▶ SET PROBLEM
Show only lines that include "templates".

▶ DATA TO USE

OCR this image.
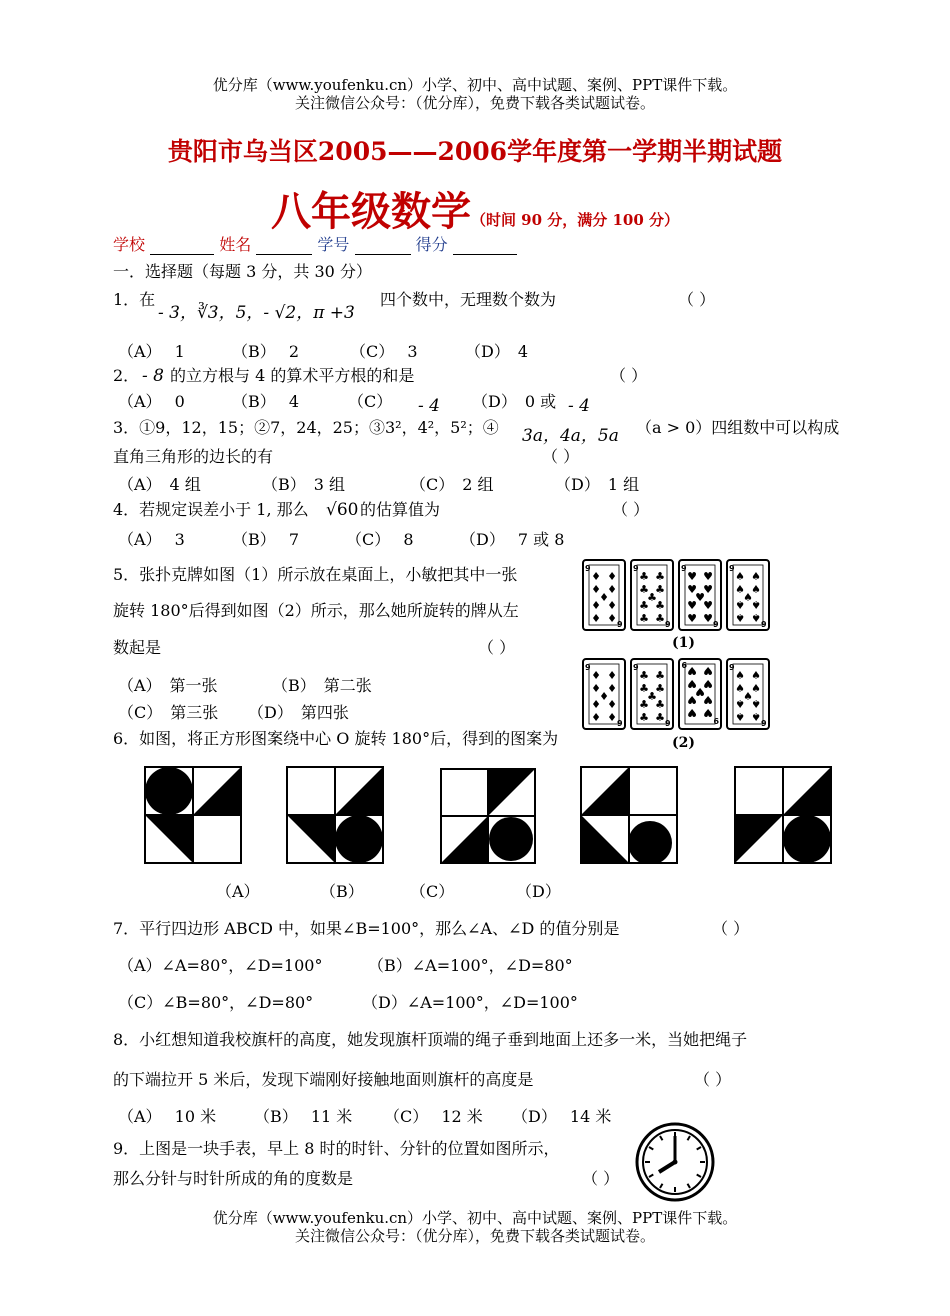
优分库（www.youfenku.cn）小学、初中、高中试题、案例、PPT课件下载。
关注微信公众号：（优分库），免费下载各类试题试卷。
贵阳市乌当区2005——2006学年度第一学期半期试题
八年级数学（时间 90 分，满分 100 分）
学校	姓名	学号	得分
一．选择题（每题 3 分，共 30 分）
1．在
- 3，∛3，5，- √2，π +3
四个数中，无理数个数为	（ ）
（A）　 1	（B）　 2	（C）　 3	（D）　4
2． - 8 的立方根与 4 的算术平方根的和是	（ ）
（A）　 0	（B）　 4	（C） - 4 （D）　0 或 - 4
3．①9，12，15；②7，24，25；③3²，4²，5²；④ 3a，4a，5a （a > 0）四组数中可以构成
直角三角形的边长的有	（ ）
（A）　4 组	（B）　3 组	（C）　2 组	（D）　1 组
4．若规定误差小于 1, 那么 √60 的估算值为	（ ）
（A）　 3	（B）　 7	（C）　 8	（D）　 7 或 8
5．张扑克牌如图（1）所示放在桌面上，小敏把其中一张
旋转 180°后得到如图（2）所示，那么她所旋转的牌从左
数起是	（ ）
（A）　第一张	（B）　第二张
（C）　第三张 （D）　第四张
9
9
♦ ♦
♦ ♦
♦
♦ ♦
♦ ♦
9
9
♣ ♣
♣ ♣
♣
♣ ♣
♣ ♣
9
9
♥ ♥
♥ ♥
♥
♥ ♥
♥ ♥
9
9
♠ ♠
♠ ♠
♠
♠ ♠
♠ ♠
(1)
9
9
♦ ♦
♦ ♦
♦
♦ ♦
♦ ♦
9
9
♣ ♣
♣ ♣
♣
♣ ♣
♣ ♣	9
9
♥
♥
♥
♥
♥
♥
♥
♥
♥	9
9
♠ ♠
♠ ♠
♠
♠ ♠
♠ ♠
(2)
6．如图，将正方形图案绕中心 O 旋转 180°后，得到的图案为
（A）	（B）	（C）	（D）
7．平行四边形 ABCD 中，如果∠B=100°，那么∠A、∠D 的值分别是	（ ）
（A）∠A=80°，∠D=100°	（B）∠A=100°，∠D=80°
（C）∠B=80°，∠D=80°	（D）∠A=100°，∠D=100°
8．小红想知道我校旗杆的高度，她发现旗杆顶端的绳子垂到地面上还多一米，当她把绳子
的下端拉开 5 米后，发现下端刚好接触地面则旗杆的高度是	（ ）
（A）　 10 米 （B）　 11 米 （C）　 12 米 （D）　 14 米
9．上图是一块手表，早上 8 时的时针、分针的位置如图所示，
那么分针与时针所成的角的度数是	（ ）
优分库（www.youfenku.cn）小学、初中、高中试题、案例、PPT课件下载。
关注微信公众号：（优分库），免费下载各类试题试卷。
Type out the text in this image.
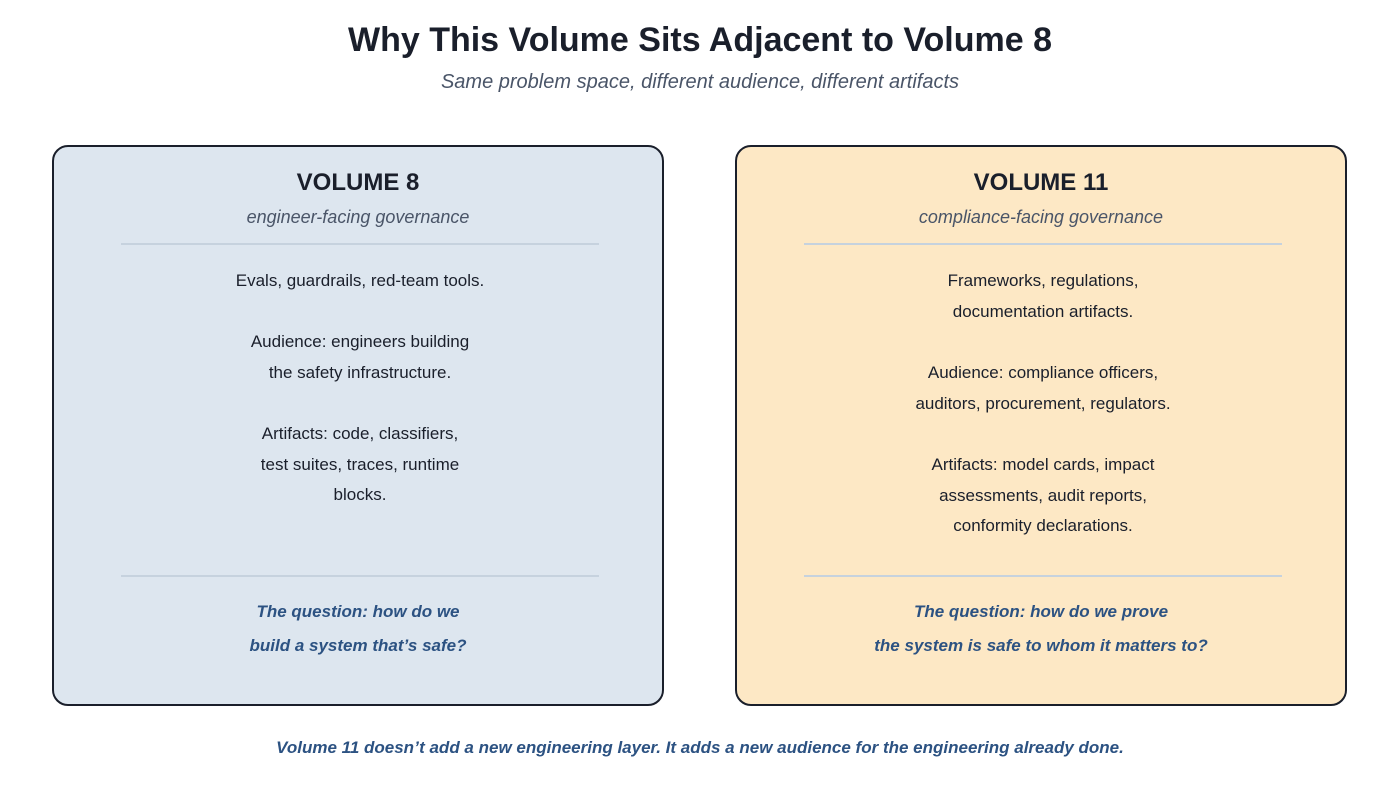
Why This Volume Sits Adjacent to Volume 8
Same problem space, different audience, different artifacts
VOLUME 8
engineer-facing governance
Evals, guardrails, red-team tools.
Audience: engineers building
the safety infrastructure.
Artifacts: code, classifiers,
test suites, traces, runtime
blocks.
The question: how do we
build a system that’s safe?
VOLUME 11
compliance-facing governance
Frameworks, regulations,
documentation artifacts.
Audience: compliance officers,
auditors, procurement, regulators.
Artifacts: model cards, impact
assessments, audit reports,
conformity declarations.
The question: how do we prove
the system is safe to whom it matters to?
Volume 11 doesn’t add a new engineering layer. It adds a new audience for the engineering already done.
==
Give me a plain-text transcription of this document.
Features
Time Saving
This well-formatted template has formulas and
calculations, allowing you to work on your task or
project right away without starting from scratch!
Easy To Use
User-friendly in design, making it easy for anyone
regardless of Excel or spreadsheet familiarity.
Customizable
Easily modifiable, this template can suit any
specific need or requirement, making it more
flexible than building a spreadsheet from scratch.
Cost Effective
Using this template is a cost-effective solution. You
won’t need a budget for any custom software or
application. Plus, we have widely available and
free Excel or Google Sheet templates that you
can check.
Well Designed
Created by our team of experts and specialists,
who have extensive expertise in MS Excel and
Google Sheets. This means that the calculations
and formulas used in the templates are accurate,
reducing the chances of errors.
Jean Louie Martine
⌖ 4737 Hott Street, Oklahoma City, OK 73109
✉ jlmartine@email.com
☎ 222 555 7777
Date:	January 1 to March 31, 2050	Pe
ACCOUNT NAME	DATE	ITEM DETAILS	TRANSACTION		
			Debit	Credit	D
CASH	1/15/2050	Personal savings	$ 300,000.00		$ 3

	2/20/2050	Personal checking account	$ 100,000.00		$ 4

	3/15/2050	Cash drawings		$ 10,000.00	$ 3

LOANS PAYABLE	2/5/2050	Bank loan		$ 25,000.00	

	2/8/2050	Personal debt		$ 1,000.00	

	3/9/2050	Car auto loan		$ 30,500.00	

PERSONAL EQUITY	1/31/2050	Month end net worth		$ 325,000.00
--
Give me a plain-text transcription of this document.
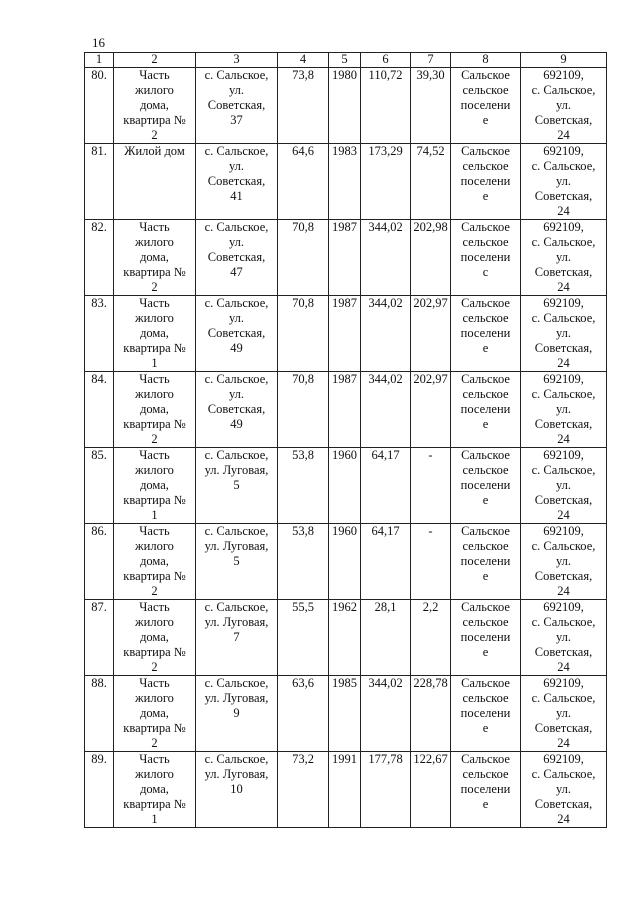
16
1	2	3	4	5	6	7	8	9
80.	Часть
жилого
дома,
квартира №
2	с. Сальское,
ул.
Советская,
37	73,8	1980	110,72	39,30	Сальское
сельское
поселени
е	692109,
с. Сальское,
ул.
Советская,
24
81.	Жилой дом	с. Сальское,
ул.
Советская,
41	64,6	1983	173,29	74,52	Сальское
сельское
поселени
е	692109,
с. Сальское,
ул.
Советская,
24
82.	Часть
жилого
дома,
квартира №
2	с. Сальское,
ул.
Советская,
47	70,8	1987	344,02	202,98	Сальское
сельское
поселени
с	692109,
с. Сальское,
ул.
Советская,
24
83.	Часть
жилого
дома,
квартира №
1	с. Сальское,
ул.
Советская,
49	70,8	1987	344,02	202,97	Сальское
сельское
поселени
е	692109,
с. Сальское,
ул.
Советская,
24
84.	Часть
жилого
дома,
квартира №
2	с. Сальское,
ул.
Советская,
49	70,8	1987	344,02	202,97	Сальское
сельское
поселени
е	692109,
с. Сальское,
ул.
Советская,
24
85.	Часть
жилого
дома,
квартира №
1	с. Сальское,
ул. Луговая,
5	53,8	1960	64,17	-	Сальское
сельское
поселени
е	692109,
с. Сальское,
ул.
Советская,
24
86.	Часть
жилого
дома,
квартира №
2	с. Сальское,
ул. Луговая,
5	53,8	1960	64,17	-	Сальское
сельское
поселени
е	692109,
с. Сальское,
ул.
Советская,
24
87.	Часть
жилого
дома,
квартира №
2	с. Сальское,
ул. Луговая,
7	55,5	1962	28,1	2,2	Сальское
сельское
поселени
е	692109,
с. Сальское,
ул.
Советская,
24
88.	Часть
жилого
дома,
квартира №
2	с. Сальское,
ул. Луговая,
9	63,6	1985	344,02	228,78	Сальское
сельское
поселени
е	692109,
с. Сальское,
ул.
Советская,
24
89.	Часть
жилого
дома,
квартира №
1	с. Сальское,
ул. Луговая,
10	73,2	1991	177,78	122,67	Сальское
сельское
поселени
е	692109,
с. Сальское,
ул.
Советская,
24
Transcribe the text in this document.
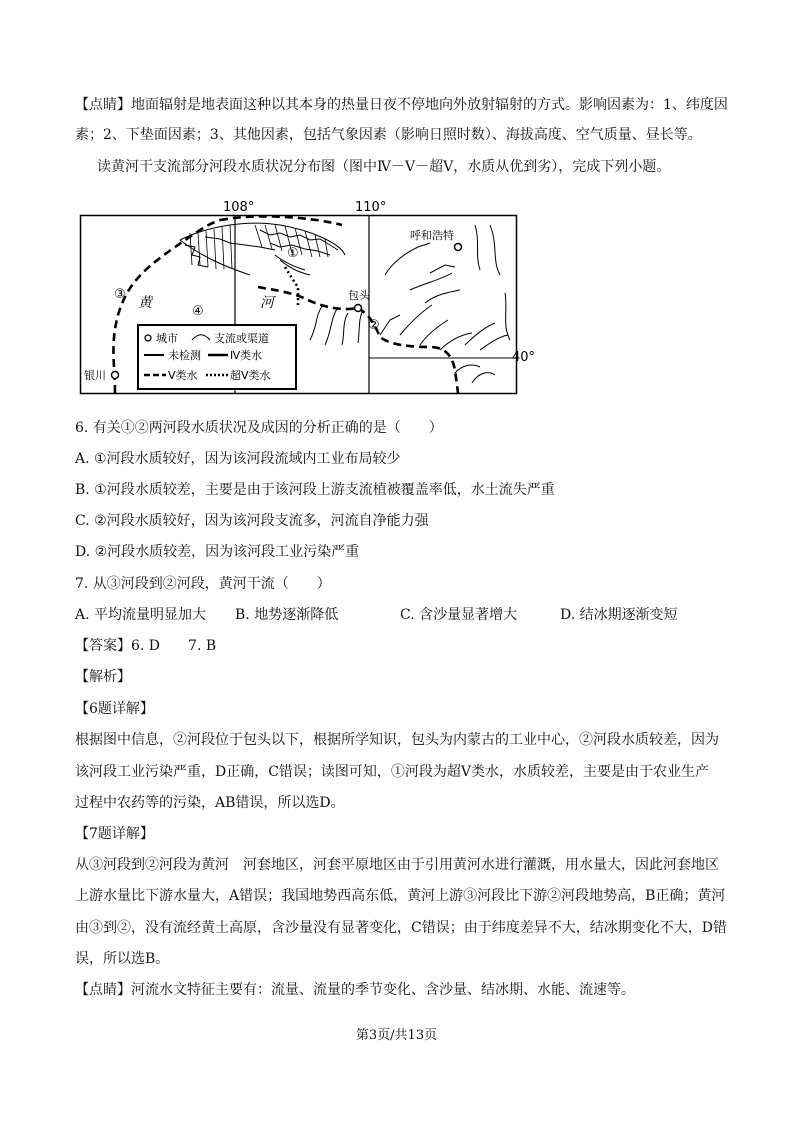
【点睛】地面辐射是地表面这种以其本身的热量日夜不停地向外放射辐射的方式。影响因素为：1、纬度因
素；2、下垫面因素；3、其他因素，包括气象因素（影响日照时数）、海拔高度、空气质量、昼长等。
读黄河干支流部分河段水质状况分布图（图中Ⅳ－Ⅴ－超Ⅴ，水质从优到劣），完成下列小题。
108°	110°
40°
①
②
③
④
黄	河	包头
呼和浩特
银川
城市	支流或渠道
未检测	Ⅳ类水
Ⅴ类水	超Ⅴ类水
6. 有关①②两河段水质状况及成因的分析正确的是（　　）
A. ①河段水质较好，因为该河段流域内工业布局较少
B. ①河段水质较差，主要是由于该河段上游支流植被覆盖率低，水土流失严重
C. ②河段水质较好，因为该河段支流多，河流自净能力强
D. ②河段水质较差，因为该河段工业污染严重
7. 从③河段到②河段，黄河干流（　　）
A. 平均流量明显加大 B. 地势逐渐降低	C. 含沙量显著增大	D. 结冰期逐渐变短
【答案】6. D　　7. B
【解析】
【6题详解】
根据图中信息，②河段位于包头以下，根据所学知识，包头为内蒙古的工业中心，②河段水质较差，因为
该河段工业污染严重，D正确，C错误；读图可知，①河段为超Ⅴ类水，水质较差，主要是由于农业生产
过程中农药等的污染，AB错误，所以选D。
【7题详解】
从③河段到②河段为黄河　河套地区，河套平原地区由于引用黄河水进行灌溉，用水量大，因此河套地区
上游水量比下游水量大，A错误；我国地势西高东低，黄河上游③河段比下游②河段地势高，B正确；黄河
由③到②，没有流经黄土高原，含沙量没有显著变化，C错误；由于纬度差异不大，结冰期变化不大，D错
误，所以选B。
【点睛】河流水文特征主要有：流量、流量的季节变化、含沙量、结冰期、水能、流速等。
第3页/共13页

▶ EXERCISE RESPONSE
free Excel or Google Sheet templates that you
and formulas used in the templates are accurate,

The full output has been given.